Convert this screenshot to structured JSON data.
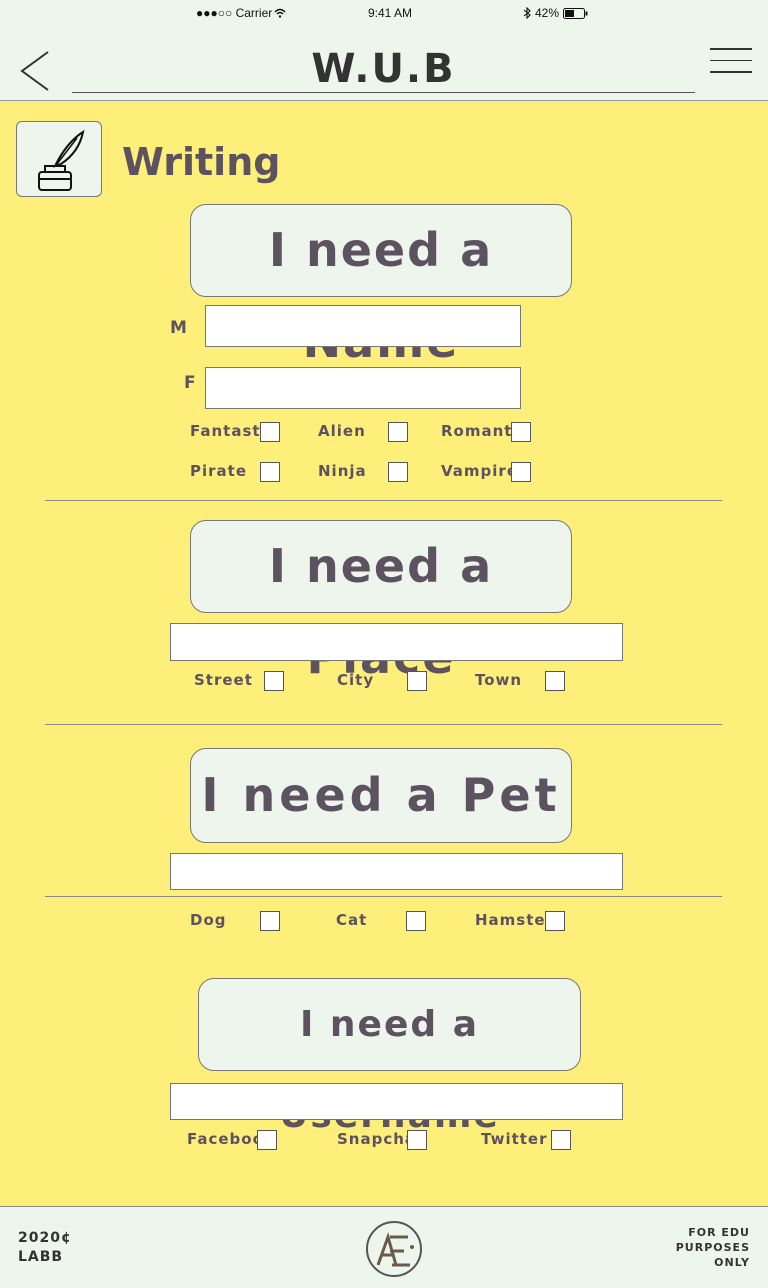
{
  "status_bar": {
    "carrier": "●●●○○ Carrier",
    "time": "9:41 AM",
    "battery": "42%"
  },
  "header": {
    "title": "W.U.B",
    "back_icon": "chevron-left-icon",
    "menu_icon": "hamburger-menu-icon"
  },
  "section": {
    "title": "Writing",
    "icon": "quill-inkwell-icon"
  },
  "name_block": {
    "button_label": "I need a Name",
    "male_label": "M",
    "female_label": "F",
    "male_value": "",
    "female_value": "",
    "options": [
      "Fantasty",
      "Alien",
      "Romantic",
      "Pirate",
      "Ninja",
      "Vampire"
    ]
  },
  "place_block": {
    "button_label": "I need a Place",
    "value": "",
    "options": [
      "Street",
      "City",
      "Town"
    ]
  },
  "pet_block": {
    "button_label": "I need a Pet",
    "value": "",
    "options": [
      "Dog",
      "Cat",
      "Hamster"
    ]
  },
  "username_block": {
    "button_label": "I need a Username",
    "value": "",
    "options": [
      "Facebook",
      "Snapchat",
      "Twitter"
    ]
  },
  "footer": {
    "left_line1": "2020¢",
    "left_line2": "LABB",
    "right_line1": "FOR EDU",
    "right_line2": "PURPOSES",
    "right_line3": "ONLY",
    "logo_icon": "ae-logo-icon"
  },
  "colors": {
    "background": "#fdef7a",
    "panel": "#eef5ec",
    "text": "#5c5260"
  }
}
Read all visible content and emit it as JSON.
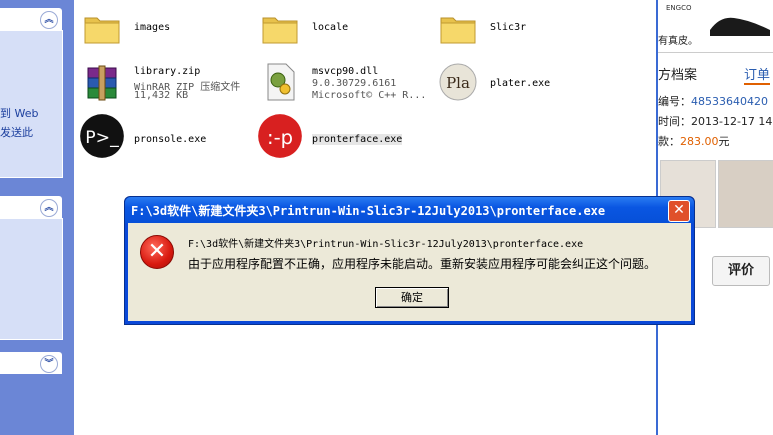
{
  "left_pane": {
    "text_lines": [
      "到 Web",
      "发送此"
    ]
  },
  "files": [
    {
      "name": "images",
      "icon": "folder-icon"
    },
    {
      "name": "locale",
      "icon": "folder-icon"
    },
    {
      "name": "Slic3r",
      "icon": "folder-icon"
    },
    {
      "name": "library.zip",
      "line2": "WinRAR ZIP 压缩文件",
      "line3": "11,432 KB",
      "icon": "winrar-archive-icon"
    },
    {
      "name": "msvcp90.dll",
      "line2": "9.0.30729.6161",
      "line3": "Microsoft© C++ R...",
      "icon": "dll-gear-icon"
    },
    {
      "name": "plater.exe",
      "icon": "plater-app-icon",
      "icon_text": "Pla"
    },
    {
      "name": "pronsole.exe",
      "icon": "pronsole-app-icon",
      "icon_text": "P>_"
    },
    {
      "name": "pronterface.exe",
      "icon": "pronterface-app-icon",
      "icon_text": ":-p"
    }
  ],
  "right_strip": {
    "brand": "ENGCO",
    "ad_text": "有真皮。",
    "tab_left": "方档案",
    "tab_right": "订单",
    "order_no_label": "编号：",
    "order_no_value": "48533640420",
    "time_label": "时间：",
    "time_value": "2013-12-17 14",
    "price_label": "款：",
    "price_value": "283.00",
    "price_unit": "元",
    "review_button": "评价"
  },
  "dialog": {
    "title": "F:\\3d软件\\新建文件夹3\\Printrun-Win-Slic3r-12July2013\\pronterface.exe",
    "path_text": "F:\\3d软件\\新建文件夹3\\Printrun-Win-Slic3r-12July2013\\pronterface.exe",
    "message": "由于应用程序配置不正确，应用程序未能启动。重新安装应用程序可能会纠正这个问题。",
    "ok_label": "确定",
    "close_glyph": "✕"
  },
  "colors": {
    "xp_blue": "#0a48d8",
    "dialog_face": "#ece9d8",
    "price_orange": "#e06000",
    "link_blue": "#2a5db0"
  }
}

——————

Every entry should be returned exactly as written, minus the pictures.

Convert this screenshot to structured JSON data.
{
  "status_bar": {
    "carrier": "●●●○○ Carrier",
    "time": "9:41 AM",
    "battery": "42%"
  },
  "header": {
    "title": "W.U.B",
    "back_icon": "chevron-left-icon",
    "menu_icon": "hamburger-menu-icon"
  },
  "section": {
    "title": "Writing",
    "icon": "quill-inkwell-icon"
  },
  "name_block": {
    "button_label": "I need a Name",
    "male_label": "M",
    "female_label": "F",
    "male_value": "",
    "female_value": "",
    "options": [
      "Fantasty",
      "Alien",
      "Romantic",
      "Pirate",
      "Ninja",
      "Vampire"
    ]
  },
  "place_block": {
    "button_label": "I need a Place",
    "value": "",
    "options": [
      "Street",
      "City",
      "Town"
    ]
  },
  "pet_block": {
    "button_label": "I need a Pet",
    "value": "",
    "options": [
      "Dog",
      "Cat",
      "Hamster"
    ]
  },
  "username_block": {
    "button_label": "I need a Username",
    "value": "",
    "options": [
      "Facebook",
      "Snapchat",
      "Twitter"
    ]
  },
  "footer": {
    "left_line1": "2020¢",
    "left_line2": "LABB",
    "right_line1": "FOR EDU",
    "right_line2": "PURPOSES",
    "right_line3": "ONLY",
    "logo_icon": "ae-logo-icon"
  },
  "colors": {
    "background": "#fdef7a",
    "panel": "#eef5ec",
    "text": "#5c5260"
  }
}
Read all visible content and emit it as JSON.
{
  "left_pane": {
    "text_lines": [
      "到 Web",
      "发送此"
    ]
  },
  "files": [
    {
      "name": "images",
      "icon": "folder-icon"
    },
    {
      "name": "locale",
      "icon": "folder-icon"
    },
    {
      "name": "Slic3r",
      "icon": "folder-icon"
    },
    {
      "name": "library.zip",
      "line2": "WinRAR ZIP 压缩文件",
      "line3": "11,432 KB",
      "icon": "winrar-archive-icon"
    },
    {
      "name": "msvcp90.dll",
      "line2": "9.0.30729.6161",
      "line3": "Microsoft© C++ R...",
      "icon": "dll-gear-icon"
    },
    {
      "name": "plater.exe",
      "icon": "plater-app-icon",
      "icon_text": "Pla"
    },
    {
      "name": "pronsole.exe",
      "icon": "pronsole-app-icon",
      "icon_text": "P>_"
    },
    {
      "name": "pronterface.exe",
      "icon": "pronterface-app-icon",
      "icon_text": ":-p"
    }
  ],
  "right_strip": {
    "brand": "ENGCO",
    "ad_text": "有真皮。",
    "tab_left": "方档案",
    "tab_right": "订单",
    "order_no_label": "编号：",
    "order_no_value": "48533640420",
    "time_label": "时间：",
    "time_value": "2013-12-17 14",
    "price_label": "款：",
    "price_value": "283.00",
    "price_unit": "元",
    "review_button": "评价"
  },
  "dialog": {
    "title": "F:\\3d软件\\新建文件夹3\\Printrun-Win-Slic3r-12July2013\\pronterface.exe",
    "path_text": "F:\\3d软件\\新建文件夹3\\Printrun-Win-Slic3r-12July2013\\pronterface.exe",
    "message": "由于应用程序配置不正确，应用程序未能启动。重新安装应用程序可能会纠正这个问题。",
    "ok_label": "确定",
    "close_glyph": "✕"
  },
  "colors": {
    "xp_blue": "#0a48d8",
    "dialog_face": "#ece9d8",
    "price_orange": "#e06000",
    "link_blue": "#2a5db0"
  }
}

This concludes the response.